+++ SOURCE EXTRACT +++

By James Oliphant and Trevor Hunnicutt
NASHUA, New Hampshire – Joe Biden’s campaign held a victory party in a New Hampshire hotel ballroom on Tuesday evening. But there was no victory. And there was no Joe Biden.
Before the polls had even closed, the Democratic presidential hopeful had left New Hampshire, where he ultimately posted a fifth-place finish. The dismal performance came just eight days after the Iowa caucuses, where Biden finished fourth.
The back-to-back stumbles have created a difficult situation for Biden, who must perform well in upcoming contests in Nevada and South Carolina this month to show voters and donors that his candidacy remains viable.
David Hopkins, an expert in presidential campaigns at Boston College, said no candidate has ever gone on to win the Democratic nomination who finished lower than third place in Iowa and New Hampshire.
“Does Biden have the resources to sustain a comeback?,” said Hopkins. “It’s hard to tell in this trajectory whether you are going to bounce back or just keep going downhill.”
Vermont U.S. Senator Bernie Sanders won New Hampshire, followed by South Bend, Indiana Mayor Pete Buttigieg, Minnesota U.S. Senator Amy Klobuchar and Massachusetts U.S. Senator Elizabeth Warren.
Biden, the affable former vice president, has tried to downplay his early struggles. Iowa and New Hampshire are small states with few delegates whose populations are overwhelmingly white and unrepresentative of the country overall, his campaign has argued.
The candidate is looking to Nevada and South Carolina, the next two states on the nominating calendar, to revive his fortunes. Nevada boasts large numbers of unionized workers and Latino voters. South Carolina has a heavy concentration of African-American voters, who have shown a strong affinity for Biden, the former running mate of Barack Obama, America’s first black president.
While Sanders, Buttigieg and a suddenly surging Klobuchar celebrated their strong showings in New Hampshire on Tuesday night, Biden headed to a rally in South Carolina.
“Up ’til now we haven’t heard from the most committed constituency in the Democratic Party, the African-American constituency,” Biden said in Columbia, the capital.
While Buttigieg and Klobuchar have emerged as formidable rivals to Biden in attracting moderate Democratic voters, they so far have attracted little support among Latinos or African Americans, whose votes will be critical to defeat incumbent Republican President Donald Trump in November. Sanders has attracted Latino support, but has yet to gain traction with black voters.
Biden has touted himself as the only candidate in the race capable of harnessing the Democrats’ diverse coalition. But that claim is being challenged by Mike Bloomberg, the billionaire former mayor of New York, who is skipping the four early contests to compete starting on Super Tuesday on March 3.
A national poll this week from Quinnipiac University showed Biden’s support among black Democrats, which stood at 51% in late January, has slid to 27%, while Bloomberg’s black support has climbed to 22% from 7% over the same period.

+++

* [EXERCISE]:
Answer these questions from the article on Biden's New Hampshire primary result:
(a) In what place did Biden finish in the Iowa caucuses?
(b) Who won the New Hampshire primary?
(c) According to the Quinnipiac University poll, to what figure had Biden's support among black Democrats fallen?

+++ DATASET EXTRACT +++

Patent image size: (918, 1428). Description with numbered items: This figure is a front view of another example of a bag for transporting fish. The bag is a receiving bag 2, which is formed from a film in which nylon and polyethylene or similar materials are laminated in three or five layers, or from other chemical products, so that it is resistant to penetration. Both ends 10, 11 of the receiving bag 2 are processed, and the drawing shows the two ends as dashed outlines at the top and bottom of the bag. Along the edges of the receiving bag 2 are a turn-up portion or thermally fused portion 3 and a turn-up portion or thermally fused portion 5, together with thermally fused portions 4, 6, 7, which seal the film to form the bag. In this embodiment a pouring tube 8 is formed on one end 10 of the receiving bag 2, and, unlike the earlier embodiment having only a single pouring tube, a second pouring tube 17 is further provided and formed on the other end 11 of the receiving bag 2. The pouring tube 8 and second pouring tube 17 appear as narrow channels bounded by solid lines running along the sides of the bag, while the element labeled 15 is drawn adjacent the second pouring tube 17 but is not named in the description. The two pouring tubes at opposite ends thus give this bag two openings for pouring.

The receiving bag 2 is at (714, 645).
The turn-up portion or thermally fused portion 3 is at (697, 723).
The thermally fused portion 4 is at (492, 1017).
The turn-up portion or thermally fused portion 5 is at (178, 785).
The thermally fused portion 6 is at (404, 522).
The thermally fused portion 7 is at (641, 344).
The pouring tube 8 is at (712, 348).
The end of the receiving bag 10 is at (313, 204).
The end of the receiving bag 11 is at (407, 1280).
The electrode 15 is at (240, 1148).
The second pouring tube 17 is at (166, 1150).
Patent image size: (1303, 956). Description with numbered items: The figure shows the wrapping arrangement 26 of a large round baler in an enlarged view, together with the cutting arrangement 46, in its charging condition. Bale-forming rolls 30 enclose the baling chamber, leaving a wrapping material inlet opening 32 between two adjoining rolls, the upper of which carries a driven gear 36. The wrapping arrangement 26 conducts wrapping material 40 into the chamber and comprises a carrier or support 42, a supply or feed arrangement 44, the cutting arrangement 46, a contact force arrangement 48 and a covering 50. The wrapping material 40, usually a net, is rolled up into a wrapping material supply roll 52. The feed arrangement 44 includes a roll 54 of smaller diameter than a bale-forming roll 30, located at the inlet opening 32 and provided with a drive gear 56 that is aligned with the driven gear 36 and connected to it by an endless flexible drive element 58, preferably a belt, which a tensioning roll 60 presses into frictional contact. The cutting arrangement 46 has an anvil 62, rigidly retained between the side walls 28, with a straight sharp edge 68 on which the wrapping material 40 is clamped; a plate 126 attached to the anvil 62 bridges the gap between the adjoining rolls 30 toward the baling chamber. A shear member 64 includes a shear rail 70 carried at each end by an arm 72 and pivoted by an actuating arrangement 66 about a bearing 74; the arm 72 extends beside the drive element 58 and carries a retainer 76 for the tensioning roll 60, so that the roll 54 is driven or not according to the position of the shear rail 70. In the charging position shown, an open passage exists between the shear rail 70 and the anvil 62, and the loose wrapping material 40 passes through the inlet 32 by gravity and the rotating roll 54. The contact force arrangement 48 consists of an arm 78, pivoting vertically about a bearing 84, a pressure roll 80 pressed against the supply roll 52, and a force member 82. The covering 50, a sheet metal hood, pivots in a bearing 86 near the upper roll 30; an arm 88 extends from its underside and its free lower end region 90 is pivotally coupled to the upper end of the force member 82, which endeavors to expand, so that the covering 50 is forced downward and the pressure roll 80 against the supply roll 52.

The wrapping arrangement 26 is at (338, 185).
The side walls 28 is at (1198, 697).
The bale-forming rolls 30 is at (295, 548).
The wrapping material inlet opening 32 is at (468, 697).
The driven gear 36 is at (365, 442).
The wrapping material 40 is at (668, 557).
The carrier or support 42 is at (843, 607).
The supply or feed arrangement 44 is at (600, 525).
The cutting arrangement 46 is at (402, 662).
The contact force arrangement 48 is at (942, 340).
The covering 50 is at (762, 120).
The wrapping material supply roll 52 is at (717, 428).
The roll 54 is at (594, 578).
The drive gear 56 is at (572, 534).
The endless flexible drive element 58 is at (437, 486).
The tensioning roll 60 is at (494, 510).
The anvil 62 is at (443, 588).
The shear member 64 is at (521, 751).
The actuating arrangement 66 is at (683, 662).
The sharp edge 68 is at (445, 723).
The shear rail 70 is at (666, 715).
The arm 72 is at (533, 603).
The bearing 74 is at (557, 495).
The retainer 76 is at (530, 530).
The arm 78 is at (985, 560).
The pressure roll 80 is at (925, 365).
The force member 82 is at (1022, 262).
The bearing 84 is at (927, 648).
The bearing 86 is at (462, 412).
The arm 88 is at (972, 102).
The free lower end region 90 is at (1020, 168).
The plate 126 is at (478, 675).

+++

* [EXERCISE OUTPUT]:
(a) Fourth
(b) Vermont U.S. Senator Bernie Sanders
(c) 27%